→ **WHAT YOU NEED TO DO**: Extract, word for word, each line from the line holding "Transcribe this image's" through the end of the records. Omit every picture.

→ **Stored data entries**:
• • • • •

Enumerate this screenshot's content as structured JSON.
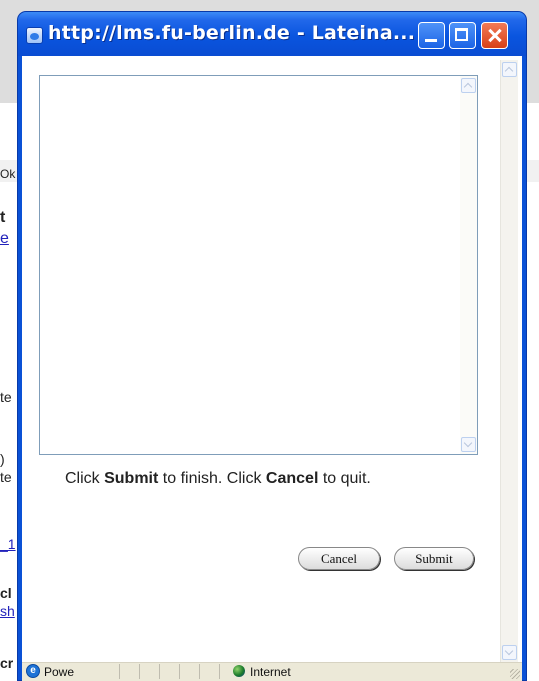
{
  "background_page": {
    "fragments": [
      "Ok",
      "t",
      "e",
      "te",
      ")",
      "te",
      "_1",
      "cl",
      "sh",
      "cr"
    ]
  },
  "window": {
    "title": "http://lms.fu-berlin.de - Lateina...",
    "buttons": {
      "minimize": "minimize",
      "maximize": "maximize",
      "close": "close"
    }
  },
  "form": {
    "textarea_value": "",
    "instruction": {
      "part1": "Click ",
      "submit_word": "Submit",
      "part2": " to finish. Click ",
      "cancel_word": "Cancel",
      "part3": " to quit."
    },
    "cancel_label": "Cancel",
    "submit_label": "Submit"
  },
  "statusbar": {
    "status_text": "Powe",
    "zone": "Internet"
  },
  "colors": {
    "titlebar": "#0a55df",
    "close_button": "#d84016",
    "statusbar": "#ece9d8"
  }
}
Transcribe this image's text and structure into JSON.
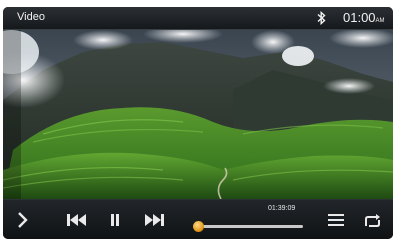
{
  "status_bar": {
    "title": "Video",
    "bluetooth_icon": "bluetooth-icon",
    "time": "01:00",
    "time_suffix": "AM"
  },
  "video": {
    "content": "mountain-landscape-frame"
  },
  "controls": {
    "icons": {
      "nav": "chevron-right-icon",
      "prev": "skip-previous-icon",
      "pause": "pause-icon",
      "next": "skip-next-icon",
      "list": "menu-list-icon",
      "repeat": "repeat-icon"
    },
    "elapsed_time": "01:39:09",
    "progress_fraction": 0.0
  },
  "colors": {
    "bar_background": "#16191c",
    "text": "#f2f2f2",
    "knob": "#e59a1a"
  }
}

• • • • •

→ **TASK ANSWER**:
Transcribe this image's text and structure into JSON.
{
  "status_bar": {
    "title": "Video",
    "bluetooth_icon": "bluetooth-icon",
    "time": "01:00",
    "time_suffix": "AM"
  },
  "video": {
    "content": "mountain-landscape-frame"
  },
  "controls": {
    "icons": {
      "nav": "chevron-right-icon",
      "prev": "skip-previous-icon",
      "pause": "pause-icon",
      "next": "skip-next-icon",
      "list": "menu-list-icon",
      "repeat": "repeat-icon"
    },
    "elapsed_time": "01:39:09",
    "progress_fraction": 0.0
  },
  "colors": {
    "bar_background": "#16191c",
    "text": "#f2f2f2",
    "knob": "#e59a1a"
  }
}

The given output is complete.